# What you have to do
Please copy the items below word for word, from the first line of the items through the line holding "legend-item: LCD — [483, 359, 574, 380]", inclusive.

Start of Record set

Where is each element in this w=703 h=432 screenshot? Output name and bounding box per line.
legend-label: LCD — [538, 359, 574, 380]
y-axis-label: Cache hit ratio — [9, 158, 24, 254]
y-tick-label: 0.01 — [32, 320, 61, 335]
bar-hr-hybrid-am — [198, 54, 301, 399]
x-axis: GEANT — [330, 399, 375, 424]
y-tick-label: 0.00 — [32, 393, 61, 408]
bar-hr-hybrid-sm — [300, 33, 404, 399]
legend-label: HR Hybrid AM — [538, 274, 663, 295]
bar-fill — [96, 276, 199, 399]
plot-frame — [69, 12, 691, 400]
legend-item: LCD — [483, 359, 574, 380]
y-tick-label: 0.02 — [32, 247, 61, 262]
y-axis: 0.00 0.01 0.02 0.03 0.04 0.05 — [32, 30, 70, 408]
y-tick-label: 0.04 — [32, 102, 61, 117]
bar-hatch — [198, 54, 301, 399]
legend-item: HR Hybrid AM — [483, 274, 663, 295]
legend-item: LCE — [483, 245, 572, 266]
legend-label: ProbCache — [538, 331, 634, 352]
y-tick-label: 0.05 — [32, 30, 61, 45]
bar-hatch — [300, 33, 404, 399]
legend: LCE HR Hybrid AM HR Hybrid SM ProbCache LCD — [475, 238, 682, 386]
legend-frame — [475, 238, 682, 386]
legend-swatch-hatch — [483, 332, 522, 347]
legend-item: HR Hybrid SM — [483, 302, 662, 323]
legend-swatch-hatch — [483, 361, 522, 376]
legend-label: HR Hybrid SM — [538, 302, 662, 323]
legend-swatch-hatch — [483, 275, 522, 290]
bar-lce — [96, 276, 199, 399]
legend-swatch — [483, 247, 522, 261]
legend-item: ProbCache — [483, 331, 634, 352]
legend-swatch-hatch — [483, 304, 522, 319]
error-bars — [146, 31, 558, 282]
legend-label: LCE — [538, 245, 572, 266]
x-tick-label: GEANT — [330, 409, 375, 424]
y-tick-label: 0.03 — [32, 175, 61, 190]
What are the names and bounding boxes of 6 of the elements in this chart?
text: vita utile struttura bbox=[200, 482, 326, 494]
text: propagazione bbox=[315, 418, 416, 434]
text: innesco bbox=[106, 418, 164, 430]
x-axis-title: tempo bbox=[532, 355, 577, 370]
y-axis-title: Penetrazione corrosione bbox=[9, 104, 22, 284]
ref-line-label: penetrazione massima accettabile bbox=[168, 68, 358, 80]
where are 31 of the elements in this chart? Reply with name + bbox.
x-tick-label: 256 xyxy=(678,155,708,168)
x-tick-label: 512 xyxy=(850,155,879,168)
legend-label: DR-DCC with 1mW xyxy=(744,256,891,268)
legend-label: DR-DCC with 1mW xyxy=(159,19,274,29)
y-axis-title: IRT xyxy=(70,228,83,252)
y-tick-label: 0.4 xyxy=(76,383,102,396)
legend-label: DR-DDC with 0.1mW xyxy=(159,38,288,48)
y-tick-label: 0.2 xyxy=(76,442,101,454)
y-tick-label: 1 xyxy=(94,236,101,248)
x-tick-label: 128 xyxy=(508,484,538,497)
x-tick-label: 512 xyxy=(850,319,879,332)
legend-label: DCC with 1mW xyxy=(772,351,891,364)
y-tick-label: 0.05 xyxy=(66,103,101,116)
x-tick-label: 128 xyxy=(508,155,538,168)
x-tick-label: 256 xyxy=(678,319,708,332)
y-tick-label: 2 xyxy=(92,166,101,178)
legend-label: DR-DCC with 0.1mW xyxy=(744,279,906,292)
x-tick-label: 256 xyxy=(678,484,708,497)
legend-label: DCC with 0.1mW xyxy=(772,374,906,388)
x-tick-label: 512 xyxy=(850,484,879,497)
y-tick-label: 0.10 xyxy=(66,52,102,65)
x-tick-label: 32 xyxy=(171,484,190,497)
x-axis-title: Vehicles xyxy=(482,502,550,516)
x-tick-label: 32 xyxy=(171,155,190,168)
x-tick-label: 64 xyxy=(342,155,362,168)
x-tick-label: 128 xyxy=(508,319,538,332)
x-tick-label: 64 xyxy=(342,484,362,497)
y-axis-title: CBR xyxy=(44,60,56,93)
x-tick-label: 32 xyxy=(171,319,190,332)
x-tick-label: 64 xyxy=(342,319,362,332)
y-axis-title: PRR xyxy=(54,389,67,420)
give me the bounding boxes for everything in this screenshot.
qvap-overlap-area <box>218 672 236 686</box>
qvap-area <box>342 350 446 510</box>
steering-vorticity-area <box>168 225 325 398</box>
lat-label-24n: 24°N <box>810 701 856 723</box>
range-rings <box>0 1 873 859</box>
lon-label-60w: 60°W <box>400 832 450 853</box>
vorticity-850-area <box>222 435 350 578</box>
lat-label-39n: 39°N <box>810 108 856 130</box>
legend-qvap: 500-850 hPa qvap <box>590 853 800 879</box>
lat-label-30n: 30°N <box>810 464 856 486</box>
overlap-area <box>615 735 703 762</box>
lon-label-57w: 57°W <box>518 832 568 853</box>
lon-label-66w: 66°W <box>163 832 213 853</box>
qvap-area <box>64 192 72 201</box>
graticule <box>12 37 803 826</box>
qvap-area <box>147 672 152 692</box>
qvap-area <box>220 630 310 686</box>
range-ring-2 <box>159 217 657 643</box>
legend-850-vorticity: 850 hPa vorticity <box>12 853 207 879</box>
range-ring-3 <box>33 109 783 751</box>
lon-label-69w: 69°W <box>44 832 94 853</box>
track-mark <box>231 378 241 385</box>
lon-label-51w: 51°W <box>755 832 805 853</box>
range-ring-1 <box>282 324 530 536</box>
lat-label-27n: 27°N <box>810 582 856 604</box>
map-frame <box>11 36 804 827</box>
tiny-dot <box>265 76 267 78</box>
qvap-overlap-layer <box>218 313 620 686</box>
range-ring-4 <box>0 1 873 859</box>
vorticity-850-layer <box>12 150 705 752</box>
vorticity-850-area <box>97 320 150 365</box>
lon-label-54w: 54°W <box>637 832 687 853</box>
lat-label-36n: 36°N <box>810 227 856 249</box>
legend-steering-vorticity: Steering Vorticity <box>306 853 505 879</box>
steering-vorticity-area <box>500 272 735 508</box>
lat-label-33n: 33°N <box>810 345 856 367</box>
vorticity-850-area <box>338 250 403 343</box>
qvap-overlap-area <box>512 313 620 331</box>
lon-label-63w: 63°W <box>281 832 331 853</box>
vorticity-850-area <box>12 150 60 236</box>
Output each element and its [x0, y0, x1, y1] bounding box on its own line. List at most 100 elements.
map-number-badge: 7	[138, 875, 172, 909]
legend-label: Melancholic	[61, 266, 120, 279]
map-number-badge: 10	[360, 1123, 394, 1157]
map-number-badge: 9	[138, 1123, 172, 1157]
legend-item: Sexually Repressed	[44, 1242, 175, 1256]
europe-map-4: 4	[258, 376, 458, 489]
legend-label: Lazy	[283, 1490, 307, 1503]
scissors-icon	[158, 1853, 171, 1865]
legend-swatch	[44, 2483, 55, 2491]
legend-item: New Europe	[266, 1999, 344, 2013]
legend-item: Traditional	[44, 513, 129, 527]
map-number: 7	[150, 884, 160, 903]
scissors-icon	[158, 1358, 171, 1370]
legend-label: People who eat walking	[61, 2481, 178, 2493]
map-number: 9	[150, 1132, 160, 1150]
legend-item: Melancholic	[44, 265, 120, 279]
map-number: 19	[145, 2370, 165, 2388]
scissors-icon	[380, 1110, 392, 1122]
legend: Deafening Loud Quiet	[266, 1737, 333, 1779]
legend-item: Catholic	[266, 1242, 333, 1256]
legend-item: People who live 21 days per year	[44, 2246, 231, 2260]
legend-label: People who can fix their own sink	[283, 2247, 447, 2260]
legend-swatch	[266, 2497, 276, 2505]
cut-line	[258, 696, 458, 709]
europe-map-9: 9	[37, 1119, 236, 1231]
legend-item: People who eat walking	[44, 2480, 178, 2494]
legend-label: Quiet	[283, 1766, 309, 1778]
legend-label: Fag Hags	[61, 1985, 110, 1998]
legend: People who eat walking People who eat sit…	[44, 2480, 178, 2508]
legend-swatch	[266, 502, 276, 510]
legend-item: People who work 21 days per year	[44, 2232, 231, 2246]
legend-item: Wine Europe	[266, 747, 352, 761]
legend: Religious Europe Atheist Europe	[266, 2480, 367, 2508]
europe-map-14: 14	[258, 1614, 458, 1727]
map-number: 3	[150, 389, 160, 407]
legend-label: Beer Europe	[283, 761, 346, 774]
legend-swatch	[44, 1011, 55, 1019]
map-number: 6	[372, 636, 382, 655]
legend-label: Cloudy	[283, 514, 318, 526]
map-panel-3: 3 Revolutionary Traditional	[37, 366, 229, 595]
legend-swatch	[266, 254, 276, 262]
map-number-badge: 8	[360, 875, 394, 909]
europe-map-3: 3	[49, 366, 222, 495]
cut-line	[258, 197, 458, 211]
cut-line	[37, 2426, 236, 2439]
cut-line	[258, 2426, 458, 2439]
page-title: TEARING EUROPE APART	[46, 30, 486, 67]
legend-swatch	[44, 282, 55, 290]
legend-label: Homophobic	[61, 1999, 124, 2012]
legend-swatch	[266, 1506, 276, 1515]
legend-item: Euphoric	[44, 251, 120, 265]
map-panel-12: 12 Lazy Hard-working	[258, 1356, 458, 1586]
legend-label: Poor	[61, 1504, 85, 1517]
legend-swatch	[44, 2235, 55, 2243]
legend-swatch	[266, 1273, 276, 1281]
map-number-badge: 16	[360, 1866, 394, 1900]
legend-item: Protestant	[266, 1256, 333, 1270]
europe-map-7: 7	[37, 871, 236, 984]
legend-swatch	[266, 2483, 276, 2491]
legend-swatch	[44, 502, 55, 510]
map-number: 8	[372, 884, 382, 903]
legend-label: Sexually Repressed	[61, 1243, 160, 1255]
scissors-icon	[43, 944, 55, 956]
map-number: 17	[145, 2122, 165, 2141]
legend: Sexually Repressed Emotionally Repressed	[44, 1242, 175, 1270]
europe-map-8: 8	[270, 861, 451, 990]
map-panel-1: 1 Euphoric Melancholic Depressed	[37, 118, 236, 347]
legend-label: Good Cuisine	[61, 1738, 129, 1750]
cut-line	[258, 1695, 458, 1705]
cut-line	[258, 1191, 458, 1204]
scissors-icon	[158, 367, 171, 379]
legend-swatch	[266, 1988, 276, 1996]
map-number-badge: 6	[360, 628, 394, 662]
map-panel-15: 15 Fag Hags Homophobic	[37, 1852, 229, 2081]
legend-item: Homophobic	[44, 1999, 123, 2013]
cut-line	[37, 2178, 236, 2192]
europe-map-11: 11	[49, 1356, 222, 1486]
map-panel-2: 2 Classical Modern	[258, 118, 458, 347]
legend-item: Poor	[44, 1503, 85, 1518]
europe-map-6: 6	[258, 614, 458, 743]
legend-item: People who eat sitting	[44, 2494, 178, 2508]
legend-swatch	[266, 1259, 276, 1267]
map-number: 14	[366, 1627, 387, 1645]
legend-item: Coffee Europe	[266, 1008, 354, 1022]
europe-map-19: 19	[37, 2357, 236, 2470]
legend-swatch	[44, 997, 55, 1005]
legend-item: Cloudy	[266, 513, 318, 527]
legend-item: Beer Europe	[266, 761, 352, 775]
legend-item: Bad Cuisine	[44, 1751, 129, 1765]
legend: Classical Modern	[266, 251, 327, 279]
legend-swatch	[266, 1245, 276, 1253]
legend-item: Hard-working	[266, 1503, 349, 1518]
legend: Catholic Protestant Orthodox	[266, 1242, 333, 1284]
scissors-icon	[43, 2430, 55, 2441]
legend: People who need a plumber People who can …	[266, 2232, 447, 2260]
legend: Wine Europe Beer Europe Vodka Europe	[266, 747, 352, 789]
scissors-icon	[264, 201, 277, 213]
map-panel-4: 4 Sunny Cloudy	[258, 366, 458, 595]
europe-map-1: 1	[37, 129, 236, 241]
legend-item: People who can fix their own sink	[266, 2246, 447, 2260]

End of Record set

# Answer below
Where is each element in this w=703 h=432 screenshot? Output name and bounding box per line.
legend-label: LCD — [538, 359, 574, 380]
y-axis-label: Cache hit ratio — [9, 158, 24, 254]
y-tick-label: 0.01 — [32, 320, 61, 335]
bar-hr-hybrid-am — [198, 54, 301, 399]
x-axis: GEANT — [330, 399, 375, 424]
y-tick-label: 0.00 — [32, 393, 61, 408]
bar-hr-hybrid-sm — [300, 33, 404, 399]
legend-label: HR Hybrid AM — [538, 274, 663, 295]
bar-fill — [96, 276, 199, 399]
plot-frame — [69, 12, 691, 400]
legend-item: LCD — [483, 359, 574, 380]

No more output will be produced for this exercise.